--- SUPPLIED PASSAGE ---
Guest Post: The Trouble with Names – The Other Stephen King

“You must hear name jokes all the time.”

“Don’t you wish you had his money?”

“Were you named after him?”

I’ve heard comments like these all my life.  See, the name recorded on my birth certificate is Stephen King, and growing up with a recognizable label has caused all sorts of confusions.  Once upon a time, for instance, I bought a plane ticket for a girlfriend to come visit me where I was temporarily stationed.  The agent at the airport, though, nearly didn’t let her on the flight, claiming, “I know Stephen King, and I can’t see why he’d buy you a ticket.”

No, seriously, that actually happened.  You’d be amazed at the number of silly things people say when they meet someone who bears the brand that someone else has made famous.  The top three lines are all examples.  “You must hear name jokes all the time”: yeah, every day, especially that one.  “Don’t you wish you had his money”:  nah, that would be called stealing and would be illegal.  Instead, I wish I had a lot of my own money.  “Were you named after him”:  nope, I was born five years before he became famous, and I was actually named after my father.  That, of course, brings up another occasional jewel of reasoning: “Was your father named after him?”

Just can’t win.

Then again, I felt a lot better about my own famous name after running into a fellow Theatre Arts Guild member in college whose parents had christened “Tom Sawyer.”  Great guy; wicked name to run around with.  Even worse, I was told of a cadet named Buck Rogers who’d attended West Point just prior to my arrival—who, of course, in his senior year made the rank of Cadet Captain.

Yeesh.

Considering all the years of commentary on my name, then, it was fairly natural for me, when I began writing, to jump to creation of a pseudonym: Evan Koenig.  “Evan” hails to the Gaelic portion of my mother’s ancestry, and “Koenig,” being the German version of “King,” is a nod toward my father’s roots.  Sounds good, right?

--- RECORDS SHOWN ---
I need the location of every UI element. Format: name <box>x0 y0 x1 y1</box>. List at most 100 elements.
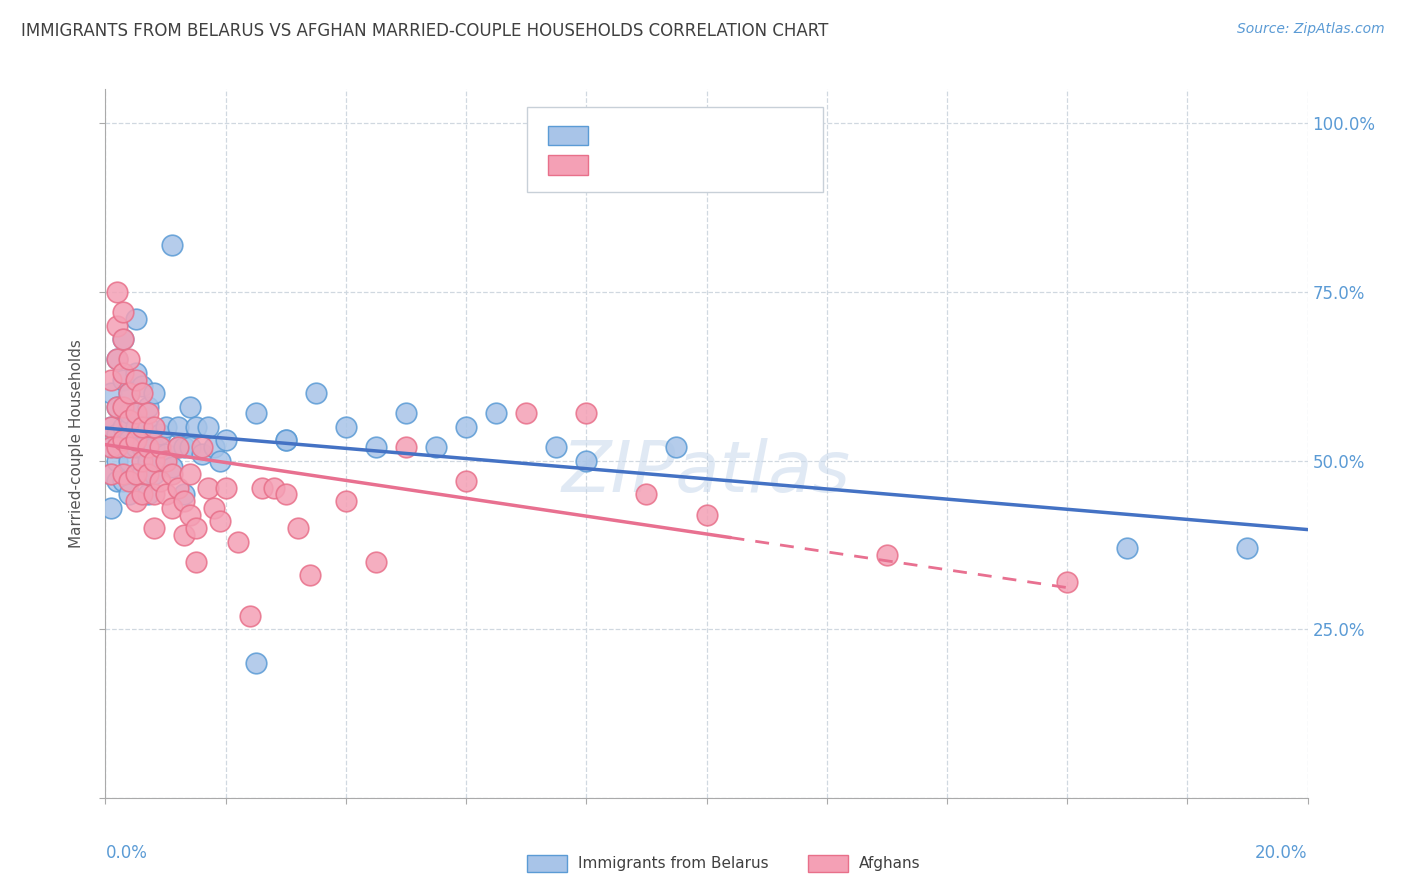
Point <box>136 487 159 501</box>
Point <box>395 406 418 420</box>
Point <box>274 487 297 501</box>
Point <box>190 440 212 454</box>
Point <box>136 406 159 420</box>
Point <box>124 467 146 482</box>
Point <box>131 379 153 393</box>
Text: R =: R = <box>602 127 641 145</box>
Point <box>148 440 170 454</box>
Point <box>118 453 141 467</box>
Point <box>118 487 141 501</box>
Point <box>197 481 219 495</box>
Point <box>142 386 165 401</box>
Point <box>124 311 146 326</box>
Point <box>112 467 135 482</box>
Point <box>155 447 177 461</box>
Point <box>202 440 225 454</box>
Point <box>112 440 135 454</box>
Point <box>160 467 183 482</box>
Point <box>239 609 262 624</box>
Point <box>155 420 177 434</box>
Point <box>107 440 129 454</box>
Point <box>124 406 146 420</box>
Point <box>179 508 201 522</box>
Point <box>179 467 201 482</box>
Text: R =: R = <box>602 156 641 174</box>
Point <box>124 440 146 454</box>
Point <box>112 332 135 346</box>
Point <box>1116 541 1139 556</box>
Point <box>515 406 537 420</box>
Text: IMMIGRANTS FROM BELARUS VS AFGHAN MARRIED-COUPLE HOUSEHOLDS CORRELATION CHART: IMMIGRANTS FROM BELARUS VS AFGHAN MARRIE… <box>21 22 828 40</box>
Point <box>160 500 183 515</box>
Point <box>173 528 195 542</box>
Text: Afghans: Afghans <box>859 856 921 871</box>
Point <box>131 420 153 434</box>
Point <box>263 481 285 495</box>
Point <box>124 373 146 387</box>
Point <box>179 440 201 454</box>
Text: Source: ZipAtlas.com: Source: ZipAtlas.com <box>1237 22 1385 37</box>
Point <box>166 440 188 454</box>
Point <box>184 420 207 434</box>
Point <box>274 434 297 448</box>
Point <box>160 460 183 475</box>
Text: Immigrants from Belarus: Immigrants from Belarus <box>578 856 769 871</box>
Point <box>179 400 201 414</box>
Point <box>184 555 207 569</box>
Point <box>425 440 447 454</box>
Text: ZIPatlas: ZIPatlas <box>562 438 851 507</box>
Point <box>118 474 141 488</box>
Point <box>155 487 177 501</box>
Point <box>335 420 357 434</box>
Point <box>107 440 129 454</box>
Point <box>148 453 170 467</box>
Point <box>184 521 207 535</box>
Point <box>142 487 165 501</box>
Point <box>274 434 297 448</box>
Point <box>166 481 188 495</box>
Point <box>214 481 236 495</box>
Point <box>142 440 165 454</box>
Point <box>112 434 135 448</box>
Point <box>100 386 122 401</box>
Point <box>107 453 129 467</box>
Point <box>335 494 357 508</box>
Point <box>107 352 129 367</box>
Point <box>118 434 141 448</box>
Text: 20.0%: 20.0% <box>1256 845 1308 863</box>
Point <box>364 440 387 454</box>
Point <box>197 420 219 434</box>
Point <box>118 352 141 367</box>
Text: N =: N = <box>707 156 747 174</box>
Point <box>124 406 146 420</box>
Point <box>876 548 898 562</box>
Point <box>112 400 135 414</box>
Point <box>395 440 418 454</box>
Point <box>136 453 159 467</box>
Point <box>118 386 141 401</box>
Point <box>250 481 273 495</box>
Point <box>131 386 153 401</box>
Point <box>160 237 183 252</box>
Point <box>112 474 135 488</box>
Point <box>245 406 267 420</box>
Point <box>142 420 165 434</box>
Point <box>107 400 129 414</box>
Point <box>173 494 195 508</box>
Point <box>118 406 141 420</box>
Point <box>190 447 212 461</box>
Point <box>136 400 159 414</box>
Point <box>100 420 122 434</box>
Point <box>107 318 129 333</box>
Text: -0.103: -0.103 <box>641 127 706 145</box>
Point <box>136 467 159 482</box>
Point <box>575 453 598 467</box>
Point <box>107 474 129 488</box>
Point <box>364 555 387 569</box>
Point <box>100 373 122 387</box>
Point <box>124 420 146 434</box>
Point <box>166 440 188 454</box>
Point <box>107 426 129 441</box>
Point <box>148 426 170 441</box>
Point <box>100 440 122 454</box>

--- TASK REQUIREMENTS ---
(a) Copy out the guest post on names from the words containing "Considering all the" through the words ending with "Sounds good, right?".
(b) In the guest post on names, what pseudonym did the writer choose when starting to write?
(c) Extend the guest post on names, picking up after its final sentence.
The items have no connection to the guest post on names.

--- SOLVED TASKS ---
(a)
Considering all the years of commentary on my name, then, it was fairly natural for me, when I began writing, to jump to creation of a pseudonym: Evan Koenig.  “Evan” hails to the Gaelic portion of my mother’s ancestry, and “Koenig,” being the German version of “King,” is a nod toward my father’s roots.  Sounds good, right?

(b) Evan Koenig.

(c)
Only, it didn’t work.  I wrote an article and published a web site and, for a while, did a blog under that name.  My first novel was queried as Evan Koenig, too.  My friends and family all asked, “Evan who?”  The only substantive response was from a few agents, who all gave me feedback to the effect of “why don’t you just use your real name?”  Thus, once I made the decisions to go small pub and then Indie, I scrapped the pen name and used my middle initial to differentiate, hoping that the fans of the author of Carrie, et al, would recognize the difference, and that my own numerous and loving fans (who, I was sure, would materialize at any moment) would also appreciate knowing me by my own name.

After all, I’m hardly the only Stephen King out there.  There used to exist a web site dedicated to all of us named similarly to the great author; the URL was www.beingstephenking.com.  I spent hours reading comments from all the other guys who shared the immediate name recognition.  Later, after I’d published my first book on Amazon, I did a search for “Stephen H. King” as an author and found that I’m not even the first one published under that name.  Nor, I must add, is Evan Koenig all that unique.  In fact, every idea I had for a pseudonym had already been taken by someone else.  Darn them!

So why use one at all, I thought.

Six months later, I’m not convinced one way or another.  As an Indie author, my first sales and publicity were through my friends on Facebook and the two or three people who’d acquiesced to following me on Twitter.  They were the ones who convinced me in the first place to go with my real name, mostly by their lack of response to a name they didn’t know.  Looking back at it after gaining a skosh of experience, I realize that, as a newbie who was working a very demanding day job and trying to write books at night, there’s just simply no way to have reasonably expected an effective re-branding to happen.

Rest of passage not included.